Keep only the lines that hold the string "title", filtering out the rest of the entries below.

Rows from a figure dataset
— START —

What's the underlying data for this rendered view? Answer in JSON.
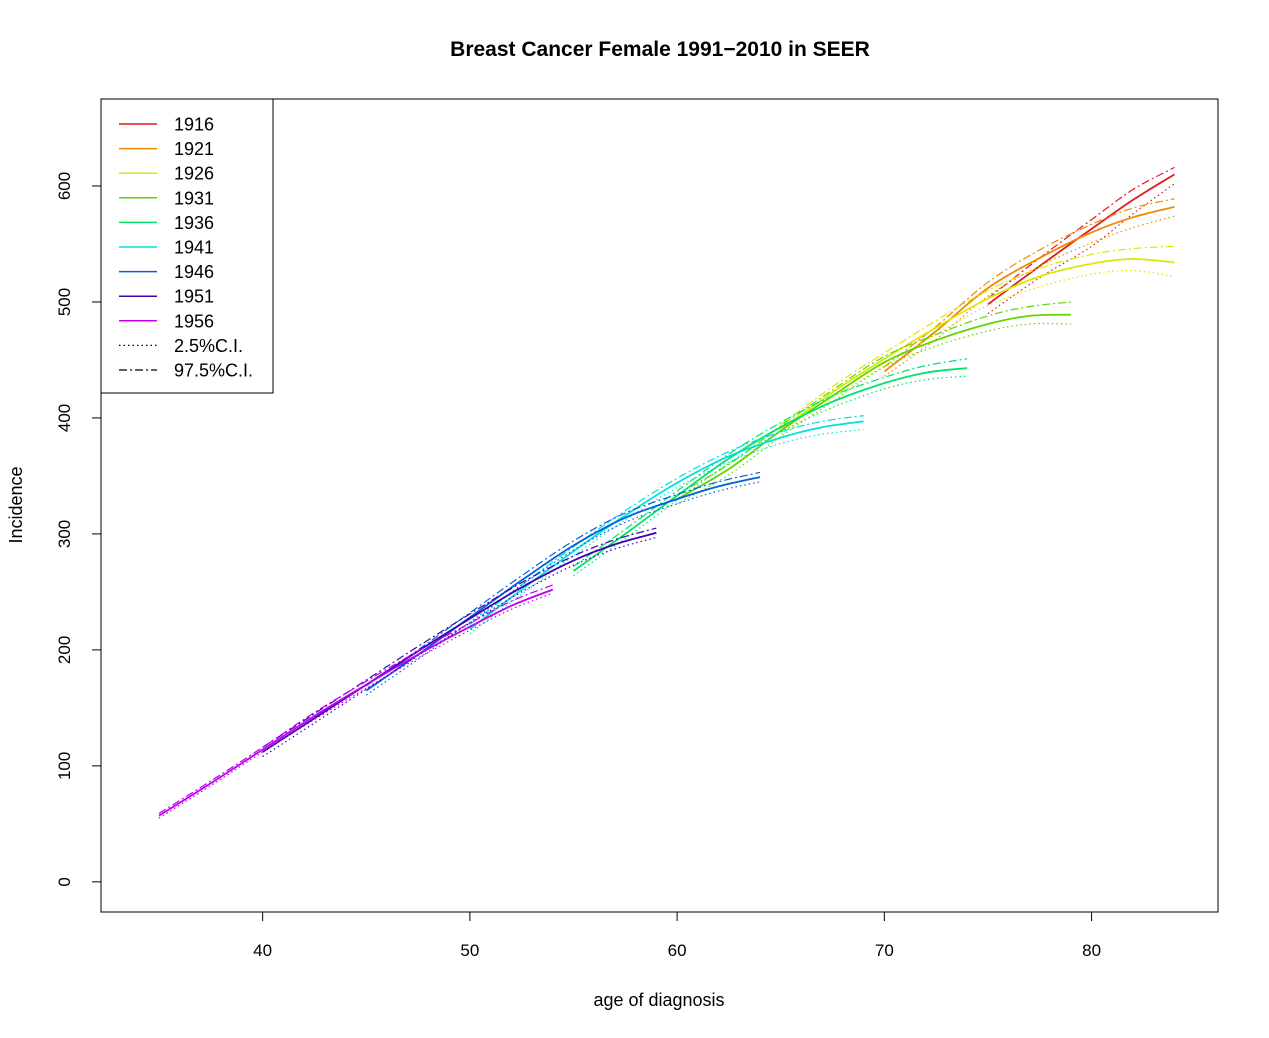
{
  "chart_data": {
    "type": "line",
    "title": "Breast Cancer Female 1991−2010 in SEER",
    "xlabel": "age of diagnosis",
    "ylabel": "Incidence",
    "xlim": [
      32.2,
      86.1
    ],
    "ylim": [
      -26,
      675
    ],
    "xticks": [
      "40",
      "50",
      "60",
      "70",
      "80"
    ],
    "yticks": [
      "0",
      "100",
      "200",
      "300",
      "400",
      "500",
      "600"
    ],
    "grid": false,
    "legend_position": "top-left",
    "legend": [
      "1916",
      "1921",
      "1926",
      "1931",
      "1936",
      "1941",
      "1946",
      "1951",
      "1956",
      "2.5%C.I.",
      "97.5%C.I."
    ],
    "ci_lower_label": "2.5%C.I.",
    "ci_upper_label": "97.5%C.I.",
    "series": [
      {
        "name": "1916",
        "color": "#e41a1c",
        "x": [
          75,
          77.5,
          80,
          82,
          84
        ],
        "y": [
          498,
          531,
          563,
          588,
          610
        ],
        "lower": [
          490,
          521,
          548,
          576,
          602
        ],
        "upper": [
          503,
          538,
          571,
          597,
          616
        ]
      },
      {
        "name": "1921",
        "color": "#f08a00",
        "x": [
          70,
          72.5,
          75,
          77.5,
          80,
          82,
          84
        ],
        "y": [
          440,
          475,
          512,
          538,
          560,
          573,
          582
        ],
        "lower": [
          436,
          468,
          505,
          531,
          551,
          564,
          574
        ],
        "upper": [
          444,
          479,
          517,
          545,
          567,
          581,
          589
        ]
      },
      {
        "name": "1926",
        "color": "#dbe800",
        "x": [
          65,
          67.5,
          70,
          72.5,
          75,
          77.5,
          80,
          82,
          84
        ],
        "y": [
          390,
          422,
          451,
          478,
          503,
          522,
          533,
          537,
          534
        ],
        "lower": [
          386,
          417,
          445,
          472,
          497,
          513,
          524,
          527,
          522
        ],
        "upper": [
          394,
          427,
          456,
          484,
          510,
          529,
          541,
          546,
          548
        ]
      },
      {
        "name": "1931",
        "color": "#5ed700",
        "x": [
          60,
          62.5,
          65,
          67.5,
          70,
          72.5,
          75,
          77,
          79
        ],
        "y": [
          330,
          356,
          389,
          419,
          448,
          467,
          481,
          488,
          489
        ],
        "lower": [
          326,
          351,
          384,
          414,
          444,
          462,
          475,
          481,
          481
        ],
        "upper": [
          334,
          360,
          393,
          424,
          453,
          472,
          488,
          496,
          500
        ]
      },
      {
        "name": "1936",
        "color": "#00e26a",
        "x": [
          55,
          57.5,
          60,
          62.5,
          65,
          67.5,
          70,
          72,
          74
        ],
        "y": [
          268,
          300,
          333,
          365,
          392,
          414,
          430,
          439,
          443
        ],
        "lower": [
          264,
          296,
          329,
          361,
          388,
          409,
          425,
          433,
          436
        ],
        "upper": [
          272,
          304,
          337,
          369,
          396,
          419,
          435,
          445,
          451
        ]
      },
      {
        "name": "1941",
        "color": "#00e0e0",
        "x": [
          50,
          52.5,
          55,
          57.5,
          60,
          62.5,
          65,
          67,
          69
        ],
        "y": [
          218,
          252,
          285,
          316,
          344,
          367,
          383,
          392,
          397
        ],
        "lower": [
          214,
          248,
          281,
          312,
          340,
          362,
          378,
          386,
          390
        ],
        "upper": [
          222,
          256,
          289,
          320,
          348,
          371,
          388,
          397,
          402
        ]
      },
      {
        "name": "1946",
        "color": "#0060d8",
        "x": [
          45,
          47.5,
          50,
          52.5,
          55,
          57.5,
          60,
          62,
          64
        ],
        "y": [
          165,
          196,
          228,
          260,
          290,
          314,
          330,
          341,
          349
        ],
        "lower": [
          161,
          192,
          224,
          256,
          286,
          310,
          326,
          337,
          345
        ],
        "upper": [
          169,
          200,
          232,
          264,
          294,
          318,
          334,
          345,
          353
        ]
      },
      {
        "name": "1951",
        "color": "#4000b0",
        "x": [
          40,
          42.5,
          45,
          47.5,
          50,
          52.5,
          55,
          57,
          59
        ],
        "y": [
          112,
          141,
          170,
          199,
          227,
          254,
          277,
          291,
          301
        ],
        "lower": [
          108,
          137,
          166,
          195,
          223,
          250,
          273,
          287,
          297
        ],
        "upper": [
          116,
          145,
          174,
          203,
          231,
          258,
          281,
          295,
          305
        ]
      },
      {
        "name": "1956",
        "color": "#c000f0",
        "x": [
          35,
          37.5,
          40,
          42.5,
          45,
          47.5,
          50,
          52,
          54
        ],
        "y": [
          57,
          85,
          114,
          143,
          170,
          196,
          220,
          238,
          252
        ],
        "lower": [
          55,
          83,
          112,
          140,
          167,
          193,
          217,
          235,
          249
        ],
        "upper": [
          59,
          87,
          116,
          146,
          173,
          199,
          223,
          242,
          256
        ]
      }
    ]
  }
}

— END —
— START —

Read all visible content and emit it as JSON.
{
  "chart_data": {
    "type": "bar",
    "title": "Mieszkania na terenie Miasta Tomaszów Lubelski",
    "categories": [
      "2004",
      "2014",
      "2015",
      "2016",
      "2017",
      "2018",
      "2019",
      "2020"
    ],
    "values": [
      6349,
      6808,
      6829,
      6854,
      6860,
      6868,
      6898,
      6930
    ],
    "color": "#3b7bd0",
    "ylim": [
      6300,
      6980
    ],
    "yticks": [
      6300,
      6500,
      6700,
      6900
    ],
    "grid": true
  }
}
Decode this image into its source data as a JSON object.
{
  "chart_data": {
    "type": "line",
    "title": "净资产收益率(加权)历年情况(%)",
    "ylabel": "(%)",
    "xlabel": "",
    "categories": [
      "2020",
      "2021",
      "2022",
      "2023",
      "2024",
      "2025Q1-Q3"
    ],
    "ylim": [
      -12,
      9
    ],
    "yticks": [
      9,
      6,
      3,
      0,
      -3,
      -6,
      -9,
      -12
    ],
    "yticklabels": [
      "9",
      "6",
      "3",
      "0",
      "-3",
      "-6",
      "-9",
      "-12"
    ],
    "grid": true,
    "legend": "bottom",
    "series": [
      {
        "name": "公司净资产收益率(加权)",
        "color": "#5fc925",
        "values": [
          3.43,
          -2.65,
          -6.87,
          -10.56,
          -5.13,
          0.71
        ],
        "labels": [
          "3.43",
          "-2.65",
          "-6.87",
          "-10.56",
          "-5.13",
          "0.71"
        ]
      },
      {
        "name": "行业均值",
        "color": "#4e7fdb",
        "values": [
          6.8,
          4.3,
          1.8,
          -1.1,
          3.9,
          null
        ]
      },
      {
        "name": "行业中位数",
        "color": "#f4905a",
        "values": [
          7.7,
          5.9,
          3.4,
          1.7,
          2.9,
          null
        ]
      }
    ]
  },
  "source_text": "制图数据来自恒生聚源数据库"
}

— END —

## RESPONSE TO THE TASK
    "title": "Breast Cancer Female 1991−2010 in SEER",
    "title": "Mieszkania na terenie Miasta Tomaszów Lubelski",
    "title": "净资产收益率(加权)历年情况(%)",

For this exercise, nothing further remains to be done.